(Collection entries)
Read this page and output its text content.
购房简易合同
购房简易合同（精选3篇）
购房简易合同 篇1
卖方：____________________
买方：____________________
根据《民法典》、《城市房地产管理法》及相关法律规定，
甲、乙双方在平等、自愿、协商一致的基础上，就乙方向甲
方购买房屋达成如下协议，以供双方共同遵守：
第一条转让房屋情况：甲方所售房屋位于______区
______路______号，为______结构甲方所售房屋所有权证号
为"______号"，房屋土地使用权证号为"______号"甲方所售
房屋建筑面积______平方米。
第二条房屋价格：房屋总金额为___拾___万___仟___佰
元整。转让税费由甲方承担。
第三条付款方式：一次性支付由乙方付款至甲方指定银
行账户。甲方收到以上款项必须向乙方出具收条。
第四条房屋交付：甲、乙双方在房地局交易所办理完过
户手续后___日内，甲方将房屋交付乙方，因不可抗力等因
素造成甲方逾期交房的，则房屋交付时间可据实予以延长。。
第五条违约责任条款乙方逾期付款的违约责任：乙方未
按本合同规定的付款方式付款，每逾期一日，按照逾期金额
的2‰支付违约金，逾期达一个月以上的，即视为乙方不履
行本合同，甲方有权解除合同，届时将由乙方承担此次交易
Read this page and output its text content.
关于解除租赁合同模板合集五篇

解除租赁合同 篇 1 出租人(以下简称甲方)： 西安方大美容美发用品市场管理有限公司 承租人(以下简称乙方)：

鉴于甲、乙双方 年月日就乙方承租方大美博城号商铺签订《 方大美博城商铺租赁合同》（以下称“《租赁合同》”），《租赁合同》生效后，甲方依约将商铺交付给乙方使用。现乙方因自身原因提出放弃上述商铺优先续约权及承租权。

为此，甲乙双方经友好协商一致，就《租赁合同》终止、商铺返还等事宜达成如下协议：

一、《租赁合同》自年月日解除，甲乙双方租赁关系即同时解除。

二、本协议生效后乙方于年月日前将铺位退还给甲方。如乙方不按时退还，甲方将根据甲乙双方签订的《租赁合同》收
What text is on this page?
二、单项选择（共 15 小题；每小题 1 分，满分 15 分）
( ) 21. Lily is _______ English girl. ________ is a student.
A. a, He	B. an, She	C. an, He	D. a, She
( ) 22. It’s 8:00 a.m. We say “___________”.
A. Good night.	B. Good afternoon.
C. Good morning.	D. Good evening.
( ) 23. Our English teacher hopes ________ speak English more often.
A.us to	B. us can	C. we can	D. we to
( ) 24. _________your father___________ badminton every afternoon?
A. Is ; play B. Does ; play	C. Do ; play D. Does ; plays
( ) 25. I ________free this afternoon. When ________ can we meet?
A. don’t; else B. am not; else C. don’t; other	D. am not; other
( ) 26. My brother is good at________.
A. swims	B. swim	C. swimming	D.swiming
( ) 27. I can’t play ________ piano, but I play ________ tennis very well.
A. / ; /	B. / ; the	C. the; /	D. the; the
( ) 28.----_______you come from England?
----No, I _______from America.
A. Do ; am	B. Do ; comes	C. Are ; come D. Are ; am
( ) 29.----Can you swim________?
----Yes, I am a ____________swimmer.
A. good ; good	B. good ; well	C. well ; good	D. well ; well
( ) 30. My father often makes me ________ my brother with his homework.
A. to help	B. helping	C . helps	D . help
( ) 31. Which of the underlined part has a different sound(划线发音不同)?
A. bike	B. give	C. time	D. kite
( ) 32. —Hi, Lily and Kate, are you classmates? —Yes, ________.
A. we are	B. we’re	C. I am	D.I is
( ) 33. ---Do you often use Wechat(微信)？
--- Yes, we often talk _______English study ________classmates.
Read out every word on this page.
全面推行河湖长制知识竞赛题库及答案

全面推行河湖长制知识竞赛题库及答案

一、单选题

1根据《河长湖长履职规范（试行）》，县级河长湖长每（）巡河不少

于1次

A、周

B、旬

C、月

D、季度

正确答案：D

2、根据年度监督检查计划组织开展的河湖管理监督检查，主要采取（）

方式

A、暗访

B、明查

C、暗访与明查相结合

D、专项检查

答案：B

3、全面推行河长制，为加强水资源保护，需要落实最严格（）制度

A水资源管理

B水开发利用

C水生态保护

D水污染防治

Task to carry out
Scan the listing above for the word "page" and copy every line that holds it.

Task solution
Read this page and output its text content.
Read this page and output its text content.
What text is on this page?
Read out every word on this page.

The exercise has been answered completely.